AIM ::
Take the data below and repeat it exactly.
------------------------------------------------
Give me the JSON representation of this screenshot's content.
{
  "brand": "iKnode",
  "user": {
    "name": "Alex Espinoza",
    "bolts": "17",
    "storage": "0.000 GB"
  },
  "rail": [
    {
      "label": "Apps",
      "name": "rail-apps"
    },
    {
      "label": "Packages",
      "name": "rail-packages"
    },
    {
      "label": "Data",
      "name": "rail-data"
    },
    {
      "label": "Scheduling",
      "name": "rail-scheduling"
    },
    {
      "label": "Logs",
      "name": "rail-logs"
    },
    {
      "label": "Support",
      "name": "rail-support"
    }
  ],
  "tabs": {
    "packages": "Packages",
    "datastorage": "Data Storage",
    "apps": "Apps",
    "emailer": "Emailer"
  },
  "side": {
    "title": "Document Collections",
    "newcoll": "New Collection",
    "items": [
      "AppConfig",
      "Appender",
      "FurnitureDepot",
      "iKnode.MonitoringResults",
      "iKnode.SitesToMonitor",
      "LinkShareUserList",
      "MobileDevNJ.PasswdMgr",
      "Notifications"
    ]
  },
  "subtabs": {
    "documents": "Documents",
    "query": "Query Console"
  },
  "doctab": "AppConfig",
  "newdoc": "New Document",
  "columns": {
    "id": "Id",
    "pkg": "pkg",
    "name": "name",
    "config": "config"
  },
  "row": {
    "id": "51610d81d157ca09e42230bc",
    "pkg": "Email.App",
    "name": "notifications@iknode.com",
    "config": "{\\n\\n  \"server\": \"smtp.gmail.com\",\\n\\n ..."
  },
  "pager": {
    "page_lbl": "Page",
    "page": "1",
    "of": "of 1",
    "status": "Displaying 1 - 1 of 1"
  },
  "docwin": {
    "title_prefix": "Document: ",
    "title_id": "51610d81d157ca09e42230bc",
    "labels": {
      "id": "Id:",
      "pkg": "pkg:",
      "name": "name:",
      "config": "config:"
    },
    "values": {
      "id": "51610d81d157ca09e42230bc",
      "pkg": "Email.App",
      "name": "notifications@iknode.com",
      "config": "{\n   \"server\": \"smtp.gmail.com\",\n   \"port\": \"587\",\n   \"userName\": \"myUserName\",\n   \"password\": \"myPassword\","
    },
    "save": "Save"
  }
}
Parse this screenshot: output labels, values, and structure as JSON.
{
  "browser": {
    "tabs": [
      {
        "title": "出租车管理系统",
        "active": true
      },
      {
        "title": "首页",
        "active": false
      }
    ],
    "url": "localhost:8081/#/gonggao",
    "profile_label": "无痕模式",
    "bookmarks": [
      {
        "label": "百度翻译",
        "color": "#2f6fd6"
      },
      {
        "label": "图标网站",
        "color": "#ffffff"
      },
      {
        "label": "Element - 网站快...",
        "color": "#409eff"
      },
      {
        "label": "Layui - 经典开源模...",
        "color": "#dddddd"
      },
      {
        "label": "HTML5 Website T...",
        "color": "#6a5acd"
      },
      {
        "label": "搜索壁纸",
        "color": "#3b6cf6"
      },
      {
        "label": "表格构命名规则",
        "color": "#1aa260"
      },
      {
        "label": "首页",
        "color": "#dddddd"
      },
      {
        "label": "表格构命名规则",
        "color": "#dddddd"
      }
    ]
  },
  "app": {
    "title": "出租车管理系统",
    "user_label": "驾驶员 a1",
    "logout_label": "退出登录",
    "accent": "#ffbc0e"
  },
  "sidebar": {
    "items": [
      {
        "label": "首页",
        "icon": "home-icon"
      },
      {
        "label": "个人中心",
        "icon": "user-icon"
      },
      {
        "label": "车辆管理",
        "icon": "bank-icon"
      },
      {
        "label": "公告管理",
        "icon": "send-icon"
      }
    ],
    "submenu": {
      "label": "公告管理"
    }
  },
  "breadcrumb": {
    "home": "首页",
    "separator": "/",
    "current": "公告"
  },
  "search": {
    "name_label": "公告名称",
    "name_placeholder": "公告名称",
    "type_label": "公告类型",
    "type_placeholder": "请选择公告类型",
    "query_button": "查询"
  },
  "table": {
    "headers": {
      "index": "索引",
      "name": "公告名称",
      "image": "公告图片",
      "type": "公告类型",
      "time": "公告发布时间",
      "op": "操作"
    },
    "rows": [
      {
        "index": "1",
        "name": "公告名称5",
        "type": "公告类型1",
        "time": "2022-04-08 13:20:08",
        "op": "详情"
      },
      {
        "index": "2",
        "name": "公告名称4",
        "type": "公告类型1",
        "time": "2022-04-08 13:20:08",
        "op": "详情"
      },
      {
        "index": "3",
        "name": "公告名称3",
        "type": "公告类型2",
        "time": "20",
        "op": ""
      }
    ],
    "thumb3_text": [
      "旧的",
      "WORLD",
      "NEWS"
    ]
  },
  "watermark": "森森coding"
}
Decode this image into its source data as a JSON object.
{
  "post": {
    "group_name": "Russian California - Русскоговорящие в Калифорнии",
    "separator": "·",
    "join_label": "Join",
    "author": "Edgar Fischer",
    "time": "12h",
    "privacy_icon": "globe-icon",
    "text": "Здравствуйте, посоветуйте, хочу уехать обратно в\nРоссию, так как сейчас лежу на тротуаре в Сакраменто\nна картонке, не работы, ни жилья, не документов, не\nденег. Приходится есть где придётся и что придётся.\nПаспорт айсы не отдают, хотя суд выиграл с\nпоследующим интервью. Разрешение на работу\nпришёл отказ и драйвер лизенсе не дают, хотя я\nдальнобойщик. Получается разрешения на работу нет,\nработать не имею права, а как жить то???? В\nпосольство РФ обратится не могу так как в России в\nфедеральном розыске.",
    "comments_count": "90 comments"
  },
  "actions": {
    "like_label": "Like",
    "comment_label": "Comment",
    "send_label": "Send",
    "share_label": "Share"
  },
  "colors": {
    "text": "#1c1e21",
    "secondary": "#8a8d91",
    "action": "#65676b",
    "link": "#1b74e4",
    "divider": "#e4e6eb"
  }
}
------------------------------------------------
IN RESPONSE ::
Give me the JSON representation of this screenshot's content.
{
  "brand": "iKnode",
  "user": {
    "name": "Alex Espinoza",
    "bolts": "17",
    "storage": "0.000 GB"
  },
  "rail": [
    {
      "label": "Apps",
      "name": "rail-apps"
    },
    {
      "label": "Packages",
      "name": "rail-packages"
    },
    {
      "label": "Data",
      "name": "rail-data"
    },
    {
      "label": "Scheduling",
      "name": "rail-scheduling"
    },
    {
      "label": "Logs",
      "name": "rail-logs"
    },
    {
      "label": "Support",
      "name": "rail-support"
    }
  ],
  "tabs": {
    "packages": "Packages",
    "datastorage": "Data Storage",
    "apps": "Apps",
    "emailer": "Emailer"
  },
  "side": {
    "title": "Document Collections",
    "newcoll": "New Collection",
    "items": [
      "AppConfig",
      "Appender",
      "FurnitureDepot",
      "iKnode.MonitoringResults",
      "iKnode.SitesToMonitor",
      "LinkShareUserList",
      "MobileDevNJ.PasswdMgr",
      "Notifications"
    ]
  },
  "subtabs": {
    "documents": "Documents",
    "query": "Query Console"
  },
  "doctab": "AppConfig",
  "newdoc": "New Document",
  "columns": {
    "id": "Id",
    "pkg": "pkg",
    "name": "name",
    "config": "config"
  },
  "row": {
    "id": "51610d81d157ca09e42230bc",
    "pkg": "Email.App",
    "name": "notifications@iknode.com",
    "config": "{\\n\\n  \"server\": \"smtp.gmail.com\",\\n\\n ..."
  },
  "pager": {
    "page_lbl": "Page",
    "page": "1",
    "of": "of 1",
    "status": "Displaying 1 - 1 of 1"
  },
  "docwin": {
    "title_prefix": "Document: ",
    "title_id": "51610d81d157ca09e42230bc",
    "labels": {
      "id": "Id:",
      "pkg": "pkg:",
      "name": "name:",
      "config": "config:"
    },
    "values": {
      "id": "51610d81d157ca09e42230bc",
      "pkg": "Email.App",
      "name": "notifications@iknode.com",
      "config": "{\n   \"server\": \"smtp.gmail.com\",\n   \"port\": \"587\",\n   \"userName\": \"myUserName\",\n   \"password\": \"myPassword\","
    },
    "save": "Save"
  }
}
Parse this screenshot: output labels, values, and structure as JSON.
{
  "browser": {
    "tabs": [
      {
        "title": "出租车管理系统",
        "active": true
      },
      {
        "title": "首页",
        "active": false
      }
    ],
    "url": "localhost:8081/#/gonggao",
    "profile_label": "无痕模式",
    "bookmarks": [
      {
        "label": "百度翻译",
        "color": "#2f6fd6"
      },
      {
        "label": "图标网站",
        "color": "#ffffff"
      },
      {
        "label": "Element - 网站快...",
        "color": "#409eff"
      },
      {
        "label": "Layui - 经典开源模...",
        "color": "#dddddd"
      },
      {
        "label": "HTML5 Website T...",
        "color": "#6a5acd"
      },
      {
        "label": "搜索壁纸",
        "color": "#3b6cf6"
      },
      {
        "label": "表格构命名规则",
        "color": "#1aa260"
      },
      {
        "label": "首页",
        "color": "#dddddd"
      },
      {
        "label": "表格构命名规则",
        "color": "#dddddd"
      }
    ]
  },
  "app": {
    "title": "出租车管理系统",
    "user_label": "驾驶员 a1",
    "logout_label": "退出登录",
    "accent": "#ffbc0e"
  },
  "sidebar": {
    "items": [
      {
        "label": "首页",
        "icon": "home-icon"
      },
      {
        "label": "个人中心",
        "icon": "user-icon"
      },
      {
        "label": "车辆管理",
        "icon": "bank-icon"
      },
      {
        "label": "公告管理",
        "icon": "send-icon"
      }
    ],
    "submenu": {
      "label": "公告管理"
    }
  },
  "breadcrumb": {
    "home": "首页",
    "separator": "/",
    "current": "公告"
  },
  "search": {
    "name_label": "公告名称",
    "name_placeholder": "公告名称",
    "type_label": "公告类型",
    "type_placeholder": "请选择公告类型",
    "query_button": "查询"
  },
  "table": {
    "headers": {
      "index": "索引",
      "name": "公告名称",
      "image": "公告图片",
      "type": "公告类型",
      "time": "公告发布时间",
      "op": "操作"
    },
    "rows": [
      {
        "index": "1",
        "name": "公告名称5",
        "type": "公告类型1",
        "time": "2022-04-08 13:20:08",
        "op": "详情"
      },
      {
        "index": "2",
        "name": "公告名称4",
        "type": "公告类型1",
        "time": "2022-04-08 13:20:08",
        "op": "详情"
      },
      {
        "index": "3",
        "name": "公告名称3",
        "type": "公告类型2",
        "time": "20",
        "op": ""
      }
    ],
    "thumb3_text": [
      "旧的",
      "WORLD",
      "NEWS"
    ]
  },
  "watermark": "森森coding"
}
Decode this image into its source data as a JSON object.
{
  "post": {
    "group_name": "Russian California - Русскоговорящие в Калифорнии",
    "separator": "·",
    "join_label": "Join",
    "author": "Edgar Fischer",
    "time": "12h",
    "privacy_icon": "globe-icon",
    "text": "Здравствуйте, посоветуйте, хочу уехать обратно в\nРоссию, так как сейчас лежу на тротуаре в Сакраменто\nна картонке, не работы, ни жилья, не документов, не\nденег. Приходится есть где придётся и что придётся.\nПаспорт айсы не отдают, хотя суд выиграл с\nпоследующим интервью. Разрешение на работу\nпришёл отказ и драйвер лизенсе не дают, хотя я\nдальнобойщик. Получается разрешения на работу нет,\nработать не имею права, а как жить то???? В\nпосольство РФ обратится не могу так как в России в\nфедеральном розыске.",
    "comments_count": "90 comments"
  },
  "actions": {
    "like_label": "Like",
    "comment_label": "Comment",
    "send_label": "Send",
    "share_label": "Share"
  },
  "colors": {
    "text": "#1c1e21",
    "secondary": "#8a8d91",
    "action": "#65676b",
    "link": "#1b74e4",
    "divider": "#e4e6eb"
  }
}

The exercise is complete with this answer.